%%

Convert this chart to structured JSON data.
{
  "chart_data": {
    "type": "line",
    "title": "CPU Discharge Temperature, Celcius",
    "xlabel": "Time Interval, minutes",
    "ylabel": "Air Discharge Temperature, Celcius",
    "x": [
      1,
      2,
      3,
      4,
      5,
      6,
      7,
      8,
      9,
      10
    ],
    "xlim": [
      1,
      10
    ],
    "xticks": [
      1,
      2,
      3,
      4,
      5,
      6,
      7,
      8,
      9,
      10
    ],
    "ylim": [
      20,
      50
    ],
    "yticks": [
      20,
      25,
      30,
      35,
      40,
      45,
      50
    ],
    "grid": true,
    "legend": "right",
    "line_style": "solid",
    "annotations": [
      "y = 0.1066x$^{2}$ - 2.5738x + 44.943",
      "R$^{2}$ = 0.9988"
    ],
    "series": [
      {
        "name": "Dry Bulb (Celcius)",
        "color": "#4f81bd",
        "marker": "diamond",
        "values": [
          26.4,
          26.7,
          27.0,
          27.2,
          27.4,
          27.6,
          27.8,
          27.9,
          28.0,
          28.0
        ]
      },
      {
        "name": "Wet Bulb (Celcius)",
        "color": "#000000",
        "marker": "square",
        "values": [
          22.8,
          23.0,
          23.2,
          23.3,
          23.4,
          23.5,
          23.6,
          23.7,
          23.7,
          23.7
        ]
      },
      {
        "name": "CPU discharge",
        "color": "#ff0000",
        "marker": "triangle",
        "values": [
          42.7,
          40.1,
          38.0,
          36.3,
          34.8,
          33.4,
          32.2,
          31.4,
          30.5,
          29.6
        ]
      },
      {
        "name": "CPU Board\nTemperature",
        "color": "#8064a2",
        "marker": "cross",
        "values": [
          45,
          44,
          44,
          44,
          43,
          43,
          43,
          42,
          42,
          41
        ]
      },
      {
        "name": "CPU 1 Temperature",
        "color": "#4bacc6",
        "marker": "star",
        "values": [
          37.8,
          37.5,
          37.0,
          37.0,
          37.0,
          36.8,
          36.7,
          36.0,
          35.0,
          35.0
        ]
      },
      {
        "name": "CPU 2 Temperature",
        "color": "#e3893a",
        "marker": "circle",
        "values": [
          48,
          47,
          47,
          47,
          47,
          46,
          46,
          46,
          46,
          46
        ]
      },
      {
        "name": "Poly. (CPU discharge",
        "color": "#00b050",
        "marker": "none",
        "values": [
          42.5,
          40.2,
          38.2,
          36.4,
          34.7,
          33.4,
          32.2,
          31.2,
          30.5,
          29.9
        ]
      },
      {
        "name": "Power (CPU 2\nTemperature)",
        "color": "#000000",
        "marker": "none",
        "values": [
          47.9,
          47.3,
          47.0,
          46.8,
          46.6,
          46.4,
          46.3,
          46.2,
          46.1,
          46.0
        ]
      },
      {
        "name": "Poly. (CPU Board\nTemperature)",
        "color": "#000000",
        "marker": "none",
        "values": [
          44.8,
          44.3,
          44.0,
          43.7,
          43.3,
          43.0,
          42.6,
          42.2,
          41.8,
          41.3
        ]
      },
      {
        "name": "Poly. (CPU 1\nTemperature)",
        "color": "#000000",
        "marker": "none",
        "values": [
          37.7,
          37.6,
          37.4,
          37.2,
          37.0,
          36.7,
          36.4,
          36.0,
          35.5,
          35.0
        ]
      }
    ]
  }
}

%%

:: Stated goal ::
Look through the records and gather every line containing "Bulb".

:: Final answer ::
        "name": "Dry Bulb (Celcius)",
        "name": "Wet Bulb (Celcius)",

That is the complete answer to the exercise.